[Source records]
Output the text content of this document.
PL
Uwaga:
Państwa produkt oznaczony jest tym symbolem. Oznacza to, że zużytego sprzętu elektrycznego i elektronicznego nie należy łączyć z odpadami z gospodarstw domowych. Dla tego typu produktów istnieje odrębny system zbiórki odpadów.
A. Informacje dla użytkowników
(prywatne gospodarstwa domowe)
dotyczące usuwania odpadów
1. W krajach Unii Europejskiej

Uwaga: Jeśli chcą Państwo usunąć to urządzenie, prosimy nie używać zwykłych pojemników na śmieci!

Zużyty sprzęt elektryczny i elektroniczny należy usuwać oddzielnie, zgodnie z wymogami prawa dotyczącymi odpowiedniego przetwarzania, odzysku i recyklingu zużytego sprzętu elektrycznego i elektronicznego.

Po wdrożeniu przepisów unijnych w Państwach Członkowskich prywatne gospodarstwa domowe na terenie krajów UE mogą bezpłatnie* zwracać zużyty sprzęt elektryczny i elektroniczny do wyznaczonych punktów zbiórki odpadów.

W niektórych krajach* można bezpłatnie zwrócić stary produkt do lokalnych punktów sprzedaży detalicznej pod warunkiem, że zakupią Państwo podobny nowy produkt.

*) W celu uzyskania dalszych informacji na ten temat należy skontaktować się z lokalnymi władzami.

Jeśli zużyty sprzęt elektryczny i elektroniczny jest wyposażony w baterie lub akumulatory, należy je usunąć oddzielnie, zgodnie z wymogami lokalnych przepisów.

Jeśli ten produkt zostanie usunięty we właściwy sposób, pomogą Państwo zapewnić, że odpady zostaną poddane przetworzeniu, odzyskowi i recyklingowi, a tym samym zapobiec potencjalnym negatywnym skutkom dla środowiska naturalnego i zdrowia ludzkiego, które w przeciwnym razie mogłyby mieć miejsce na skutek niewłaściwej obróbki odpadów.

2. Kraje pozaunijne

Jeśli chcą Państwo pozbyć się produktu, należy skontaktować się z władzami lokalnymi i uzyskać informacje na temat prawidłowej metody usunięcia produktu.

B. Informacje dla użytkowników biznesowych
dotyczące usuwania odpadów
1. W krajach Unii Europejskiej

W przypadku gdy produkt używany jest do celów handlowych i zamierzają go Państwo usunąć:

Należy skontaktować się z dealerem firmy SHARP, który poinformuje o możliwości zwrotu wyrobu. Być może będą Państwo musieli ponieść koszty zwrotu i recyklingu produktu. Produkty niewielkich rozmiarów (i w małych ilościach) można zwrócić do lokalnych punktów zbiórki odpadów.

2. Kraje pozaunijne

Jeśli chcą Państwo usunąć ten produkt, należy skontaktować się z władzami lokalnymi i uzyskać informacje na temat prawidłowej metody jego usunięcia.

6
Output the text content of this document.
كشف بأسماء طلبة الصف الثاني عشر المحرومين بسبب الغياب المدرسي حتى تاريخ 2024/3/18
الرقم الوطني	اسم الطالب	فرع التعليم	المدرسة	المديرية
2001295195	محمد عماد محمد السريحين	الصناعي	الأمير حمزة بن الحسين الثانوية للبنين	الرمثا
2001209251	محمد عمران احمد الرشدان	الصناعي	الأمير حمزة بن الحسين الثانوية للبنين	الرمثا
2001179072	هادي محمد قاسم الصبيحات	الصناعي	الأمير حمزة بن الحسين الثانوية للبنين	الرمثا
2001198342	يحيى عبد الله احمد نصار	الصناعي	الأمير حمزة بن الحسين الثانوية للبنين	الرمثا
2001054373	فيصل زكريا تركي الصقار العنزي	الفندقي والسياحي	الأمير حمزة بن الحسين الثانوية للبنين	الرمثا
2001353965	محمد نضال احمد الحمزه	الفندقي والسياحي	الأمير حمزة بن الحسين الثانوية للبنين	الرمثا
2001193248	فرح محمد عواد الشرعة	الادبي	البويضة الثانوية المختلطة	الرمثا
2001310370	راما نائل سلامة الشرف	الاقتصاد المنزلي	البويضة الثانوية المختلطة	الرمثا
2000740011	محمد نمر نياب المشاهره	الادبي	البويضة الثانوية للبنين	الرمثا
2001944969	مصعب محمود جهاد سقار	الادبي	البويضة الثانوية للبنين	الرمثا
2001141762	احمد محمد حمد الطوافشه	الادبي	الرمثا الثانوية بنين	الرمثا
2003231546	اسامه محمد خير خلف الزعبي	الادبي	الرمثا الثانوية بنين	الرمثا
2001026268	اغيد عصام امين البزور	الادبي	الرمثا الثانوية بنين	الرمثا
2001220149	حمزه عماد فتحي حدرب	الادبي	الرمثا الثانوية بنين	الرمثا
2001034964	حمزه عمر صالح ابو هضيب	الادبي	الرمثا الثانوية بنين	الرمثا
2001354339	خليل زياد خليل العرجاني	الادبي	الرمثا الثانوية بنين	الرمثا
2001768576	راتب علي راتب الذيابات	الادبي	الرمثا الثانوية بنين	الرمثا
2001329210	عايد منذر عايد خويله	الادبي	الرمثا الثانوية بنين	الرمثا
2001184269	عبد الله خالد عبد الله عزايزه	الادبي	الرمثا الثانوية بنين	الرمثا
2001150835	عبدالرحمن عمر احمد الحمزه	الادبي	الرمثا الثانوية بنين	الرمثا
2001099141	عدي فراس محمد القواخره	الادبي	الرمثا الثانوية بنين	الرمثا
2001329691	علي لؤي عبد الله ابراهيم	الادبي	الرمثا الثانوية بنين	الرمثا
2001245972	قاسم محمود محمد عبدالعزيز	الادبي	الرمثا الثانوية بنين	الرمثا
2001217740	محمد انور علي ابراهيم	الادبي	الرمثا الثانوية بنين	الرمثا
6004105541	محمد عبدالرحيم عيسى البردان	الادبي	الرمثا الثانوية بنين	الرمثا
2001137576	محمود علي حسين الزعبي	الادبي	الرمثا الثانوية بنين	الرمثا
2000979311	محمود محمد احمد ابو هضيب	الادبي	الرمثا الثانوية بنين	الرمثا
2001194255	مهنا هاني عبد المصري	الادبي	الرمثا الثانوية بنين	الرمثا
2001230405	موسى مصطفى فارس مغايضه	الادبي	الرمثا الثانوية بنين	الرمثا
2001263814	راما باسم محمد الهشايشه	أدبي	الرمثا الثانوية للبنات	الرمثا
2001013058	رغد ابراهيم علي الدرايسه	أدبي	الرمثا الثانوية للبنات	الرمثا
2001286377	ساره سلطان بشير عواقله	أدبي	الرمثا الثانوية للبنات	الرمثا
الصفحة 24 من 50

*What is being asked:*
Every record shown above should be written out again exactly.

*Solution to the problem:*
Output the text content of this document.
PL
Uwaga:
Państwa produkt oznaczony jest tym symbolem. Oznacza to, że zużytego sprzętu elektrycznego i elektronicznego nie należy łączyć z odpadami z gospodarstw domowych. Dla tego typu produktów istnieje odrębny system zbiórki odpadów.
A. Informacje dla użytkowników
(prywatne gospodarstwa domowe)
dotyczące usuwania odpadów
1. W krajach Unii Europejskiej

Uwaga: Jeśli chcą Państwo usunąć to urządzenie, prosimy nie używać zwykłych pojemników na śmieci!

Zużyty sprzęt elektryczny i elektroniczny należy usuwać oddzielnie, zgodnie z wymogami prawa dotyczącymi odpowiedniego przetwarzania, odzysku i recyklingu zużytego sprzętu elektrycznego i elektronicznego.

Po wdrożeniu przepisów unijnych w Państwach Członkowskich prywatne gospodarstwa domowe na terenie krajów UE mogą bezpłatnie* zwracać zużyty sprzęt elektryczny i elektroniczny do wyznaczonych punktów zbiórki odpadów.

W niektórych krajach* można bezpłatnie zwrócić stary produkt do lokalnych punktów sprzedaży detalicznej pod warunkiem, że zakupią Państwo podobny nowy produkt.

*) W celu uzyskania dalszych informacji na ten temat należy skontaktować się z lokalnymi władzami.

Jeśli zużyty sprzęt elektryczny i elektroniczny jest wyposażony w baterie lub akumulatory, należy je usunąć oddzielnie, zgodnie z wymogami lokalnych przepisów.

Jeśli ten produkt zostanie usunięty we właściwy sposób, pomogą Państwo zapewnić, że odpady zostaną poddane przetworzeniu, odzyskowi i recyklingowi, a tym samym zapobiec potencjalnym negatywnym skutkom dla środowiska naturalnego i zdrowia ludzkiego, które w przeciwnym razie mogłyby mieć miejsce na skutek niewłaściwej obróbki odpadów.

2. Kraje pozaunijne

Jeśli chcą Państwo pozbyć się produktu, należy skontaktować się z władzami lokalnymi i uzyskać informacje na temat prawidłowej metody usunięcia produktu.

B. Informacje dla użytkowników biznesowych
dotyczące usuwania odpadów
1. W krajach Unii Europejskiej

W przypadku gdy produkt używany jest do celów handlowych i zamierzają go Państwo usunąć:

Należy skontaktować się z dealerem firmy SHARP, który poinformuje o możliwości zwrotu wyrobu. Być może będą Państwo musieli ponieść koszty zwrotu i recyklingu produktu. Produkty niewielkich rozmiarów (i w małych ilościach) można zwrócić do lokalnych punktów zbiórki odpadów.

2. Kraje pozaunijne

Jeśli chcą Państwo usunąć ten produkt, należy skontaktować się z władzami lokalnymi i uzyskać informacje na temat prawidłowej metody jego usunięcia.

6
Output the text content of this document.
كشف بأسماء طلبة الصف الثاني عشر المحرومين بسبب الغياب المدرسي حتى تاريخ 2024/3/18
الرقم الوطني	اسم الطالب	فرع التعليم	المدرسة	المديرية
2001295195	محمد عماد محمد السريحين	الصناعي	الأمير حمزة بن الحسين الثانوية للبنين	الرمثا
2001209251	محمد عمران احمد الرشدان	الصناعي	الأمير حمزة بن الحسين الثانوية للبنين	الرمثا
2001179072	هادي محمد قاسم الصبيحات	الصناعي	الأمير حمزة بن الحسين الثانوية للبنين	الرمثا
2001198342	يحيى عبد الله احمد نصار	الصناعي	الأمير حمزة بن الحسين الثانوية للبنين	الرمثا
2001054373	فيصل زكريا تركي الصقار العنزي	الفندقي والسياحي	الأمير حمزة بن الحسين الثانوية للبنين	الرمثا
2001353965	محمد نضال احمد الحمزه	الفندقي والسياحي	الأمير حمزة بن الحسين الثانوية للبنين	الرمثا
2001193248	فرح محمد عواد الشرعة	الادبي	البويضة الثانوية المختلطة	الرمثا
2001310370	راما نائل سلامة الشرف	الاقتصاد المنزلي	البويضة الثانوية المختلطة	الرمثا
2000740011	محمد نمر نياب المشاهره	الادبي	البويضة الثانوية للبنين	الرمثا
2001944969	مصعب محمود جهاد سقار	الادبي	البويضة الثانوية للبنين	الرمثا
2001141762	احمد محمد حمد الطوافشه	الادبي	الرمثا الثانوية بنين	الرمثا
2003231546	اسامه محمد خير خلف الزعبي	الادبي	الرمثا الثانوية بنين	الرمثا
2001026268	اغيد عصام امين البزور	الادبي	الرمثا الثانوية بنين	الرمثا
2001220149	حمزه عماد فتحي حدرب	الادبي	الرمثا الثانوية بنين	الرمثا
2001034964	حمزه عمر صالح ابو هضيب	الادبي	الرمثا الثانوية بنين	الرمثا
2001354339	خليل زياد خليل العرجاني	الادبي	الرمثا الثانوية بنين	الرمثا
2001768576	راتب علي راتب الذيابات	الادبي	الرمثا الثانوية بنين	الرمثا
2001329210	عايد منذر عايد خويله	الادبي	الرمثا الثانوية بنين	الرمثا
2001184269	عبد الله خالد عبد الله عزايزه	الادبي	الرمثا الثانوية بنين	الرمثا
2001150835	عبدالرحمن عمر احمد الحمزه	الادبي	الرمثا الثانوية بنين	الرمثا
2001099141	عدي فراس محمد القواخره	الادبي	الرمثا الثانوية بنين	الرمثا
2001329691	علي لؤي عبد الله ابراهيم	الادبي	الرمثا الثانوية بنين	الرمثا
2001245972	قاسم محمود محمد عبدالعزيز	الادبي	الرمثا الثانوية بنين	الرمثا
2001217740	محمد انور علي ابراهيم	الادبي	الرمثا الثانوية بنين	الرمثا
6004105541	محمد عبدالرحيم عيسى البردان	الادبي	الرمثا الثانوية بنين	الرمثا
2001137576	محمود علي حسين الزعبي	الادبي	الرمثا الثانوية بنين	الرمثا
2000979311	محمود محمد احمد ابو هضيب	الادبي	الرمثا الثانوية بنين	الرمثا
2001194255	مهنا هاني عبد المصري	الادبي	الرمثا الثانوية بنين	الرمثا
2001230405	موسى مصطفى فارس مغايضه	الادبي	الرمثا الثانوية بنين	الرمثا
2001263814	راما باسم محمد الهشايشه	أدبي	الرمثا الثانوية للبنات	الرمثا
2001013058	رغد ابراهيم علي الدرايسه	أدبي	الرمثا الثانوية للبنات	الرمثا
2001286377	ساره سلطان بشير عواقله	أدبي	الرمثا الثانوية للبنات	الرمثا
الصفحة 24 من 50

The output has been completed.